BEGIN SUPPLIED INFORMATION
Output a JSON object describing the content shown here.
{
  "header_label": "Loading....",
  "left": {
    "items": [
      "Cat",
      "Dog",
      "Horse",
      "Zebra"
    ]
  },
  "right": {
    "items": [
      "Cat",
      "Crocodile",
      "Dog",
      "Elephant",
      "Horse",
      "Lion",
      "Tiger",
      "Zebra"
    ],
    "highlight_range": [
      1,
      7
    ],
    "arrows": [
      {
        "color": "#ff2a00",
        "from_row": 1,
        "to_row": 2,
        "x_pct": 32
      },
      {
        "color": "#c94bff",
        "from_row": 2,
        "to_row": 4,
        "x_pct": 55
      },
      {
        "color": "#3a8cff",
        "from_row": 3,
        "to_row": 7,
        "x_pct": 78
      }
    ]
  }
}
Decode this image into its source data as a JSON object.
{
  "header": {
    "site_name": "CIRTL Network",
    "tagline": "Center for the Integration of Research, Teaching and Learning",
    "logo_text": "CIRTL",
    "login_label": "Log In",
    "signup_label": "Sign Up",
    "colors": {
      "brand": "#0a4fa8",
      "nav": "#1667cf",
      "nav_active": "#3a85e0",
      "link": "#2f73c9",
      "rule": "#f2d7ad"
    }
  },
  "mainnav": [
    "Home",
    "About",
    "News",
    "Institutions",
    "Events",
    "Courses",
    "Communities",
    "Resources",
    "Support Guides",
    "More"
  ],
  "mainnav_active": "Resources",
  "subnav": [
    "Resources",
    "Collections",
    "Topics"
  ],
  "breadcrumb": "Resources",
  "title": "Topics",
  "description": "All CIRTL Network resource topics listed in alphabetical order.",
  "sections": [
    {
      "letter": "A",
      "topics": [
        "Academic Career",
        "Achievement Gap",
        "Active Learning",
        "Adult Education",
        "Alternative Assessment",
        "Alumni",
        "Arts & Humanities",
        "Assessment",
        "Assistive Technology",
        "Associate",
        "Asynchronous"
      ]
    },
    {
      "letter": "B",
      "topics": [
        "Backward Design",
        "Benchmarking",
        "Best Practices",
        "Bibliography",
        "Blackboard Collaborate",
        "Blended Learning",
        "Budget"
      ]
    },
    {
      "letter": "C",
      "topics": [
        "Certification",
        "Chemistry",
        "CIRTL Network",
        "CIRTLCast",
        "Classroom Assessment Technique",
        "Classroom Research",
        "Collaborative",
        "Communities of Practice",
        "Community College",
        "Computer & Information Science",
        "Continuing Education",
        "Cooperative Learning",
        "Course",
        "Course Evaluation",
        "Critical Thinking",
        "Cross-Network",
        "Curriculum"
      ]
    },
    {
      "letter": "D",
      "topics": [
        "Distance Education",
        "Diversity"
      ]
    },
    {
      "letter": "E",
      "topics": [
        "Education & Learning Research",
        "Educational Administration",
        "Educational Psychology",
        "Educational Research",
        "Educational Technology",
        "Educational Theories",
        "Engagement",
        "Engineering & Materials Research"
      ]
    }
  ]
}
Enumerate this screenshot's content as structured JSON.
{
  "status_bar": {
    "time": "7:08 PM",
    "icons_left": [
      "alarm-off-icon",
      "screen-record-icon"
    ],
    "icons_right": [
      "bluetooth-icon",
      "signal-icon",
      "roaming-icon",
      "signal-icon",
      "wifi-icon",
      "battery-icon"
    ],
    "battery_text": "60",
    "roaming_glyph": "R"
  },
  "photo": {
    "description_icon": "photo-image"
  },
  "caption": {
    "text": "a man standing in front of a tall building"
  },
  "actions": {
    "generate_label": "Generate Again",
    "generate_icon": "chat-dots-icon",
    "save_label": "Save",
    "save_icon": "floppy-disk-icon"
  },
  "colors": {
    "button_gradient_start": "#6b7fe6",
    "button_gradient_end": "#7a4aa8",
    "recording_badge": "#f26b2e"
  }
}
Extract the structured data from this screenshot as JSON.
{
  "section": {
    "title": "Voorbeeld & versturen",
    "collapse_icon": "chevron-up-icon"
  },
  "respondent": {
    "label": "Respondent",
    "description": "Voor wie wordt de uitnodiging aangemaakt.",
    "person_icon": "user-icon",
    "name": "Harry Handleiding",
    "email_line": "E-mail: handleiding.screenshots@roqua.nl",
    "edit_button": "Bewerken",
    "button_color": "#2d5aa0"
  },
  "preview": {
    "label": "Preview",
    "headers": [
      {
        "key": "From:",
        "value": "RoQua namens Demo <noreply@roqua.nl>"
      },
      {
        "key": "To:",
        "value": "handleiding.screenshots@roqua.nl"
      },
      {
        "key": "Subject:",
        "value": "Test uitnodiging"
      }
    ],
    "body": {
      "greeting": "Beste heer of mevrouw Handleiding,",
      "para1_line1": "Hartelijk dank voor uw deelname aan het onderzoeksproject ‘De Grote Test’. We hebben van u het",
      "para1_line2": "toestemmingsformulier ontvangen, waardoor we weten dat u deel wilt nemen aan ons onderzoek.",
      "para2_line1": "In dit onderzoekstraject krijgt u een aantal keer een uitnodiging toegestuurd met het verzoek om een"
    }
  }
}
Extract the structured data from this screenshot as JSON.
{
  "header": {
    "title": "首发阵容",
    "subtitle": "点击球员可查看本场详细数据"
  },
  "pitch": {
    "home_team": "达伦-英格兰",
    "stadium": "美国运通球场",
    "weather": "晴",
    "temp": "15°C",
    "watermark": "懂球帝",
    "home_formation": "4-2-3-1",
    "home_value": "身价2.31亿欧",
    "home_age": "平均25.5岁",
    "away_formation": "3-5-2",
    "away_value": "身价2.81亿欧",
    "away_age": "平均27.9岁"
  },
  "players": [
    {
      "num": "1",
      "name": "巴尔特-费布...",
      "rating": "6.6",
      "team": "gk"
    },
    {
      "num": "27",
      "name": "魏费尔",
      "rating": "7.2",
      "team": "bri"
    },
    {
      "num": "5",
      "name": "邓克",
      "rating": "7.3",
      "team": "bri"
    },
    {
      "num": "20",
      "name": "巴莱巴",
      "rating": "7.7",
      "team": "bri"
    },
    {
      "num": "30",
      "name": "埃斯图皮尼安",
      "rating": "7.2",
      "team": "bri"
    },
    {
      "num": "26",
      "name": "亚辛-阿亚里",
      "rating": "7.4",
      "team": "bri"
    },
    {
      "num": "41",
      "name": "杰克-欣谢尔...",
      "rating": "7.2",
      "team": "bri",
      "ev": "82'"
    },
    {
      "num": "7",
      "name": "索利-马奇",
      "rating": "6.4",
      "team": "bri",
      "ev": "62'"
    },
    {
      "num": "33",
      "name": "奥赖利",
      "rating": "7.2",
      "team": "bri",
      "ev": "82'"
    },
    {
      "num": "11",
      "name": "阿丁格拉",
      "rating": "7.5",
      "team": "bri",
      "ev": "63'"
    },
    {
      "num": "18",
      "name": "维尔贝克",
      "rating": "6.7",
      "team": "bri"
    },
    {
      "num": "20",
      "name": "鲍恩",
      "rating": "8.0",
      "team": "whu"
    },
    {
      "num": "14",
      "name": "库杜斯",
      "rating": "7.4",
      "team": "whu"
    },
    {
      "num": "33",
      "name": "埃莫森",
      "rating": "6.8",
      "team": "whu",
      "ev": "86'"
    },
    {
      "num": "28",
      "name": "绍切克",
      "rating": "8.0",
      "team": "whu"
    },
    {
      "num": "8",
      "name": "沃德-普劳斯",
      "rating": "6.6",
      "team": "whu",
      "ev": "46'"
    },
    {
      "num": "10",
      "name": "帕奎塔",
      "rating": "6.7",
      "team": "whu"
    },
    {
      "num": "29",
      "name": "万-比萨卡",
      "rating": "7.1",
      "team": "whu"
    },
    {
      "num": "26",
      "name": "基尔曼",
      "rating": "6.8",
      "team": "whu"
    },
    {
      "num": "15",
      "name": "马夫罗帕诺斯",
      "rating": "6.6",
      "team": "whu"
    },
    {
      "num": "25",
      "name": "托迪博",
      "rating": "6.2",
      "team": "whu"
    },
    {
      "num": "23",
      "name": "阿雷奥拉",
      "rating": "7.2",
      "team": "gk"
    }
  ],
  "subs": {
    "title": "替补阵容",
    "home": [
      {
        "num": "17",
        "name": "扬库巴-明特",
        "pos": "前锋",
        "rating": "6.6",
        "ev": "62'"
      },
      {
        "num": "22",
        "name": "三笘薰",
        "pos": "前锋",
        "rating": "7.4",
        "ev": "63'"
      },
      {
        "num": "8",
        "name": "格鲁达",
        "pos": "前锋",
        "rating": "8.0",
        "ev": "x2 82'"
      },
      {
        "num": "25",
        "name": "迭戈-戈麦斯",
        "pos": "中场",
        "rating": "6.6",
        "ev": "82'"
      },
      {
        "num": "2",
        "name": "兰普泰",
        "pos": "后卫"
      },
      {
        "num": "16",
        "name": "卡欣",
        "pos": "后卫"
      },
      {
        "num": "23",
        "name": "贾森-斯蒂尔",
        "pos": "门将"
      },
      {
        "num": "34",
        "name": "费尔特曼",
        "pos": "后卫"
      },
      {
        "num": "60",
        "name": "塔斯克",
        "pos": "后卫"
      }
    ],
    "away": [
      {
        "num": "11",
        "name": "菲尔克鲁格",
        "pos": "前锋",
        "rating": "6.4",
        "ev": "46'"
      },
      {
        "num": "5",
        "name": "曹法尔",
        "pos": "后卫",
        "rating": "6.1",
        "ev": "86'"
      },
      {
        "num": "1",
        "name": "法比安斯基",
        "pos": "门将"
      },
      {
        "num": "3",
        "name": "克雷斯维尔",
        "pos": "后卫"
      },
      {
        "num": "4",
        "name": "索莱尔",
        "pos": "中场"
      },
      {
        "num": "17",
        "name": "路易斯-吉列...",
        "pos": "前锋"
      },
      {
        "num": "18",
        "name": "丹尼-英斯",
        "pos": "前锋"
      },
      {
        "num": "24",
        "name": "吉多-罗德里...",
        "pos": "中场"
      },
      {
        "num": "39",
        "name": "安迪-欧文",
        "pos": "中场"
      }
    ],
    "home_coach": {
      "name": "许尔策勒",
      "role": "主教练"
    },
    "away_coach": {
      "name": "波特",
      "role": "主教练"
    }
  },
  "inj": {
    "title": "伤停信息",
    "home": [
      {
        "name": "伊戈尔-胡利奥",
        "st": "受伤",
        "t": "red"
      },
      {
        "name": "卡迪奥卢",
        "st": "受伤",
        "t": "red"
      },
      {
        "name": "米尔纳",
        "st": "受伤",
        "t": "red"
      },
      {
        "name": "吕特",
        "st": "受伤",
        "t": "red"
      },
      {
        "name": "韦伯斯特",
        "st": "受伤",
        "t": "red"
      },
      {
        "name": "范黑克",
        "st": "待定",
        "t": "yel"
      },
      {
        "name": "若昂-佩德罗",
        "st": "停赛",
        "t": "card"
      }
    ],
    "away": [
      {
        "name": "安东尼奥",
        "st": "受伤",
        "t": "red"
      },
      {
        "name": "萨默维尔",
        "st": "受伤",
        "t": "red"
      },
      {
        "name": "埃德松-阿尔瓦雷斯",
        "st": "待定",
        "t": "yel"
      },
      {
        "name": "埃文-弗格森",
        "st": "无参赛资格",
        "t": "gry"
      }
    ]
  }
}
END SUPPLIED INFORMATION
(WHAT IS BEING ASKED) Where a line above includes "Network", copy that line.

(EXERCISE RESPONSE)
    "site_name": "CIRTL Network",
  "description": "All CIRTL Network resource topics listed in alphabetical order.",
        "CIRTL Network",
        "Cross-Network",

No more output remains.